- EXERCISE PROMPT -
Please copy each line below that contains the string "ylabel".

- EXERCISE INPUT -
::::::::::

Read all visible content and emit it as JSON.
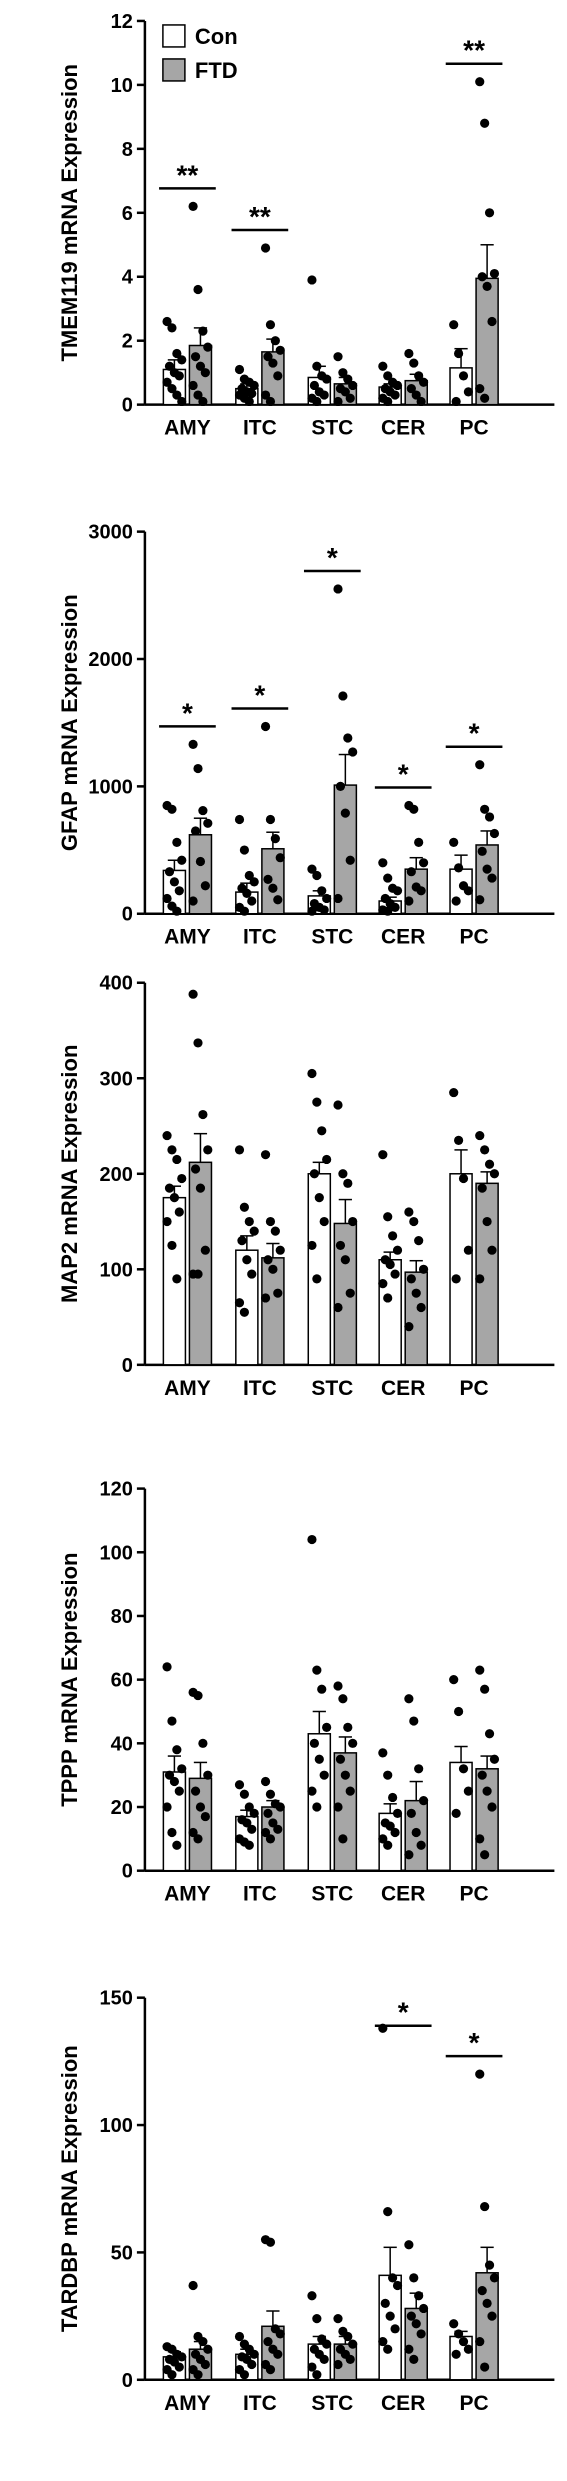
{
  "colors": {
    "con": "#ffffff",
    "ftd": "#a6a6a6",
    "ink": "#000000"
  },
  "chart_data": [
    {
      "type": "bar",
      "categories": [
        "AMY",
        "ITC",
        "STC",
        "CER",
        "PC"
      ],
      "ylabel": "TMEM119 mRNA Expression",
      "ylim": [
        0,
        12
      ],
      "yticks": [
        0,
        2,
        4,
        6,
        8,
        10,
        12
      ],
      "legend": {
        "placement": "top-left",
        "entries": [
          "Con",
          "FTD"
        ]
      },
      "series": [
        {
          "name": "Con",
          "values": [
            1.1,
            0.5,
            0.85,
            0.55,
            1.15
          ],
          "sem": [
            0.3,
            0.15,
            0.35,
            0.1,
            0.6
          ],
          "points": [
            [
              2.6,
              2.4,
              1.6,
              1.4,
              1.2,
              1.0,
              0.9,
              0.7,
              0.5,
              0.3,
              0.1
            ],
            [
              1.1,
              0.8,
              0.7,
              0.6,
              0.5,
              0.4,
              0.35,
              0.3,
              0.2,
              0.1
            ],
            [
              3.9,
              1.2,
              0.9,
              0.8,
              0.6,
              0.4,
              0.3,
              0.2,
              0.1
            ],
            [
              1.2,
              0.9,
              0.7,
              0.6,
              0.5,
              0.4,
              0.3,
              0.2,
              0.1
            ],
            [
              2.5,
              1.6,
              0.9,
              0.4,
              0.1
            ]
          ]
        },
        {
          "name": "FTD",
          "values": [
            1.85,
            1.65,
            0.65,
            0.75,
            3.95
          ],
          "sem": [
            0.55,
            0.4,
            0.2,
            0.2,
            1.05
          ],
          "points": [
            [
              6.2,
              3.6,
              2.3,
              1.8,
              1.5,
              1.2,
              1.0,
              0.6,
              0.3,
              0.1
            ],
            [
              4.9,
              2.5,
              2.0,
              1.7,
              1.5,
              1.3,
              0.9,
              0.3,
              0.1
            ],
            [
              1.5,
              1.0,
              0.8,
              0.6,
              0.5,
              0.4,
              0.2,
              0.1
            ],
            [
              1.6,
              1.3,
              0.9,
              0.7,
              0.5,
              0.3,
              0.1
            ],
            [
              10.1,
              8.8,
              6.0,
              4.1,
              4.0,
              3.7,
              2.6,
              0.5,
              0.2
            ]
          ]
        }
      ],
      "significance": [
        "**",
        "**",
        "",
        "",
        "**"
      ]
    },
    {
      "type": "bar",
      "categories": [
        "AMY",
        "ITC",
        "STC",
        "CER",
        "PC"
      ],
      "ylabel": "GFAP mRNA Expression",
      "ylim": [
        0,
        3000
      ],
      "yticks": [
        0,
        1000,
        2000,
        3000
      ],
      "series": [
        {
          "name": "Con",
          "values": [
            340,
            170,
            140,
            100,
            350
          ],
          "sem": [
            80,
            70,
            40,
            30,
            110
          ],
          "points": [
            [
              850,
              820,
              560,
              420,
              330,
              250,
              180,
              120,
              60,
              20
            ],
            [
              740,
              500,
              300,
              250,
              200,
              160,
              100,
              50,
              20
            ],
            [
              350,
              300,
              180,
              120,
              80,
              50,
              30,
              20
            ],
            [
              400,
              280,
              200,
              180,
              120,
              80,
              50,
              30,
              20
            ],
            [
              560,
              360,
              220,
              180,
              100
            ]
          ]
        },
        {
          "name": "FTD",
          "values": [
            620,
            510,
            1010,
            350,
            540
          ],
          "sem": [
            130,
            130,
            240,
            90,
            110
          ],
          "points": [
            [
              1330,
              1140,
              810,
              710,
              650,
              410,
              220,
              100
            ],
            [
              1470,
              740,
              590,
              440,
              270,
              200,
              110
            ],
            [
              2550,
              1710,
              1380,
              1270,
              1000,
              790,
              420,
              120
            ],
            [
              850,
              820,
              560,
              400,
              330,
              210,
              180,
              100
            ],
            [
              1170,
              820,
              760,
              630,
              490,
              350,
              280,
              110
            ]
          ]
        }
      ],
      "significance": [
        "*",
        "*",
        "*",
        "*",
        "*"
      ]
    },
    {
      "type": "bar",
      "categories": [
        "AMY",
        "ITC",
        "STC",
        "CER",
        "PC"
      ],
      "ylabel": "MAP2 mRNA Expression",
      "ylim": [
        0,
        400
      ],
      "yticks": [
        0,
        100,
        200,
        300,
        400
      ],
      "series": [
        {
          "name": "Con",
          "values": [
            175,
            120,
            200,
            110,
            200
          ],
          "sem": [
            12,
            15,
            12,
            8,
            25
          ],
          "points": [
            [
              240,
              225,
              215,
              195,
              185,
              175,
              160,
              150,
              125,
              90
            ],
            [
              225,
              165,
              150,
              140,
              130,
              110,
              95,
              65,
              55
            ],
            [
              305,
              275,
              245,
              215,
              200,
              175,
              150,
              125,
              90
            ],
            [
              220,
              155,
              135,
              120,
              110,
              105,
              95,
              85,
              70
            ],
            [
              285,
              235,
              195,
              120,
              90
            ]
          ]
        },
        {
          "name": "FTD",
          "values": [
            212,
            112,
            148,
            97,
            190
          ],
          "sem": [
            30,
            15,
            25,
            12,
            12
          ],
          "points": [
            [
              388,
              337,
              262,
              225,
              205,
              185,
              120,
              95,
              95
            ],
            [
              220,
              150,
              140,
              120,
              110,
              100,
              75,
              70
            ],
            [
              272,
              200,
              190,
              150,
              125,
              110,
              75,
              60
            ],
            [
              160,
              150,
              130,
              100,
              90,
              75,
              60,
              40
            ],
            [
              240,
              225,
              210,
              200,
              185,
              150,
              120,
              90
            ]
          ]
        }
      ],
      "significance": [
        "",
        "",
        "",
        "",
        ""
      ]
    },
    {
      "type": "bar",
      "categories": [
        "AMY",
        "ITC",
        "STC",
        "CER",
        "PC"
      ],
      "ylabel": "TPPP mRNA Expression",
      "ylim": [
        0,
        120
      ],
      "yticks": [
        0,
        20,
        40,
        60,
        80,
        100,
        120
      ],
      "series": [
        {
          "name": "Con",
          "values": [
            31,
            17,
            43,
            18,
            34
          ],
          "sem": [
            5,
            2,
            7,
            3,
            5
          ],
          "points": [
            [
              64,
              47,
              38,
              32,
              30,
              28,
              25,
              20,
              12,
              8
            ],
            [
              27,
              24,
              20,
              18,
              16,
              15,
              13,
              10,
              9,
              8
            ],
            [
              104,
              63,
              57,
              45,
              40,
              35,
              30,
              25,
              20
            ],
            [
              37,
              30,
              23,
              18,
              15,
              14,
              12,
              10,
              8
            ],
            [
              60,
              50,
              32,
              25,
              18
            ]
          ]
        },
        {
          "name": "FTD",
          "values": [
            29,
            20,
            37,
            22,
            32
          ],
          "sem": [
            5,
            2,
            5,
            6,
            4
          ],
          "points": [
            [
              56,
              55,
              40,
              30,
              25,
              20,
              17,
              12,
              10
            ],
            [
              28,
              24,
              21,
              20,
              18,
              15,
              13,
              12,
              10
            ],
            [
              58,
              54,
              45,
              40,
              35,
              30,
              25,
              20,
              10
            ],
            [
              54,
              47,
              32,
              22,
              18,
              12,
              8,
              5
            ],
            [
              63,
              57,
              43,
              35,
              30,
              25,
              20,
              10,
              5
            ]
          ]
        }
      ],
      "significance": [
        "",
        "",
        "",
        "",
        ""
      ]
    },
    {
      "type": "bar",
      "categories": [
        "AMY",
        "ITC",
        "STC",
        "CER",
        "PC"
      ],
      "ylabel": "TARDBP mRNA Expression",
      "ylim": [
        0,
        150
      ],
      "yticks": [
        0,
        50,
        100,
        150
      ],
      "series": [
        {
          "name": "Con",
          "values": [
            9,
            10,
            14,
            41,
            17
          ],
          "sem": [
            2,
            2,
            3,
            11,
            2
          ],
          "points": [
            [
              13,
              12,
              10,
              9,
              8,
              7,
              5,
              4,
              2
            ],
            [
              17,
              14,
              12,
              10,
              9,
              8,
              6,
              4,
              2
            ],
            [
              33,
              24,
              16,
              14,
              12,
              10,
              8,
              5,
              2
            ],
            [
              138,
              66,
              40,
              37,
              30,
              25,
              20,
              15,
              12
            ],
            [
              22,
              18,
              15,
              12,
              10
            ]
          ]
        },
        {
          "name": "FTD",
          "values": [
            12,
            21,
            14,
            28,
            42
          ],
          "sem": [
            3,
            6,
            3,
            6,
            10
          ],
          "points": [
            [
              37,
              17,
              15,
              12,
              10,
              8,
              6,
              4,
              2
            ],
            [
              55,
              54,
              20,
              18,
              15,
              12,
              10,
              6,
              4
            ],
            [
              24,
              19,
              17,
              14,
              12,
              10,
              8,
              6
            ],
            [
              53,
              40,
              33,
              28,
              25,
              22,
              18,
              12,
              8
            ],
            [
              120,
              68,
              45,
              40,
              35,
              30,
              25,
              15,
              5
            ]
          ]
        }
      ],
      "significance": [
        "",
        "",
        "",
        "*",
        "*"
      ]
    }
  ]
}
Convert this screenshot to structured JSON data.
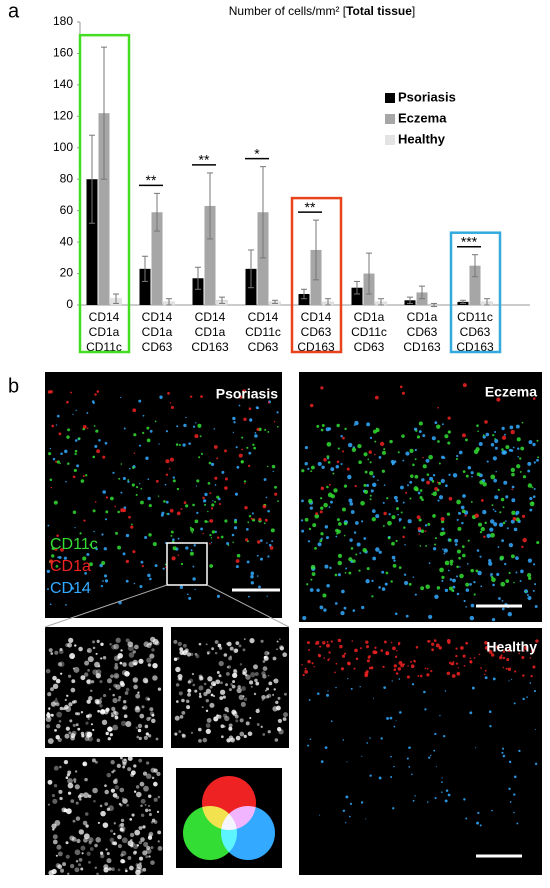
{
  "chart_data": {
    "type": "bar",
    "panel_label": "a",
    "title_parts": [
      "Number of cells/mm² [",
      "Total tissue",
      "]"
    ],
    "categories": [
      [
        "CD14",
        "CD1a",
        "CD11c"
      ],
      [
        "CD14",
        "CD1a",
        "CD63"
      ],
      [
        "CD14",
        "CD1a",
        "CD163"
      ],
      [
        "CD14",
        "CD11c",
        "CD63"
      ],
      [
        "CD14",
        "CD63",
        "CD163"
      ],
      [
        "CD1a",
        "CD11c",
        "CD63"
      ],
      [
        "CD1a",
        "CD63",
        "CD163"
      ],
      [
        "CD11c",
        "CD63",
        "CD163"
      ]
    ],
    "series": [
      {
        "name": "Psoriasis",
        "color": "#000000",
        "values": [
          80,
          23,
          17,
          23,
          7,
          11,
          3,
          2
        ],
        "errors": [
          28,
          8,
          7,
          12,
          3,
          4,
          2,
          1
        ]
      },
      {
        "name": "Eczema",
        "color": "#a6a6a6",
        "values": [
          122,
          59,
          63,
          59,
          35,
          20,
          8,
          25
        ],
        "errors": [
          42,
          12,
          21,
          29,
          19,
          13,
          4,
          7
        ]
      },
      {
        "name": "Healthy",
        "color": "#e3e3e3",
        "values": [
          4,
          2,
          3,
          2,
          2,
          2,
          0,
          2
        ],
        "errors": [
          3,
          2,
          2,
          1,
          2,
          2,
          1,
          2
        ]
      }
    ],
    "significance": [
      null,
      "**",
      "**",
      "*",
      "**",
      null,
      null,
      "***"
    ],
    "highlights": [
      {
        "index": 0,
        "color": "#44dd22"
      },
      {
        "index": 4,
        "color": "#e8431c"
      },
      {
        "index": 7,
        "color": "#33aadd"
      }
    ],
    "ylim": [
      0,
      180
    ],
    "yticks": [
      0,
      20,
      40,
      60,
      80,
      100,
      120,
      140,
      160,
      180
    ],
    "legend": "upper right"
  },
  "panel_b": {
    "label": "b",
    "images": [
      "Psoriasis",
      "Eczema",
      "Healthy"
    ],
    "channels": [
      {
        "name": "CD11c",
        "color": "#33dd33"
      },
      {
        "name": "CD1a",
        "color": "#ee2222"
      },
      {
        "name": "CD14",
        "color": "#33aaff"
      }
    ]
  }
}
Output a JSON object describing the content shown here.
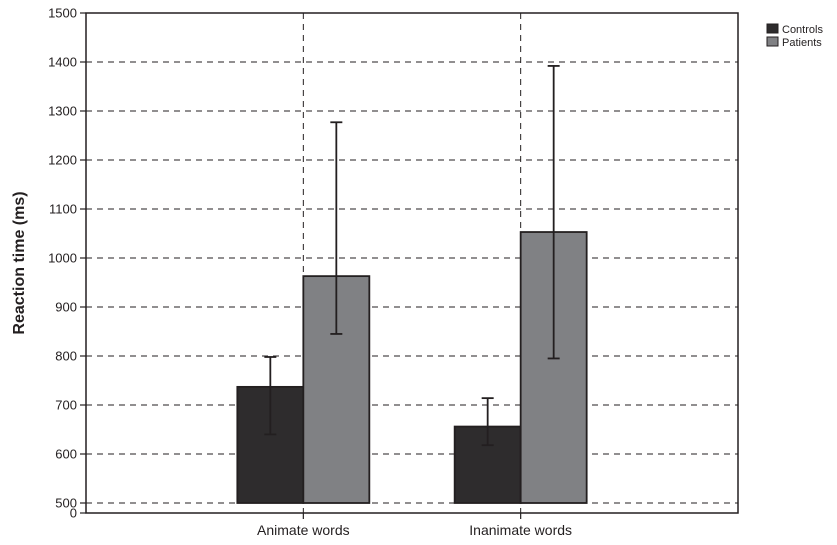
{
  "chart_data": {
    "type": "bar",
    "title": "",
    "xlabel": "",
    "ylabel": "Reaction time (ms)",
    "categories": [
      "Animate words",
      "Inanimate words"
    ],
    "series": [
      {
        "name": "Controls",
        "color": "#2e2c2d",
        "values": [
          737,
          656
        ],
        "error_low": [
          640,
          618
        ],
        "error_high": [
          798,
          714
        ]
      },
      {
        "name": "Patients",
        "color": "#808184",
        "values": [
          963,
          1053
        ],
        "error_low": [
          845,
          795
        ],
        "error_high": [
          1277,
          1392
        ]
      }
    ],
    "yticks": [
      0,
      500,
      600,
      700,
      800,
      900,
      1000,
      1100,
      1200,
      1300,
      1400,
      1500
    ],
    "ylim": [
      0,
      1500
    ],
    "axis_break": [
      0,
      500
    ],
    "grid": "dashed",
    "legend_position": "top-right"
  }
}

::::::::::

- SOLUTION FOR THIS EXERCISE -
      "ylabel": "TMEM119 mRNA Expression",
      "ylabel": "GFAP mRNA Expression",
      "ylabel": "MAP2 mRNA Expression",
      "ylabel": "TPPP mRNA Expression",
      "ylabel": "TARDBP mRNA Expression",
    "ylabel": "Reaction time (ms)",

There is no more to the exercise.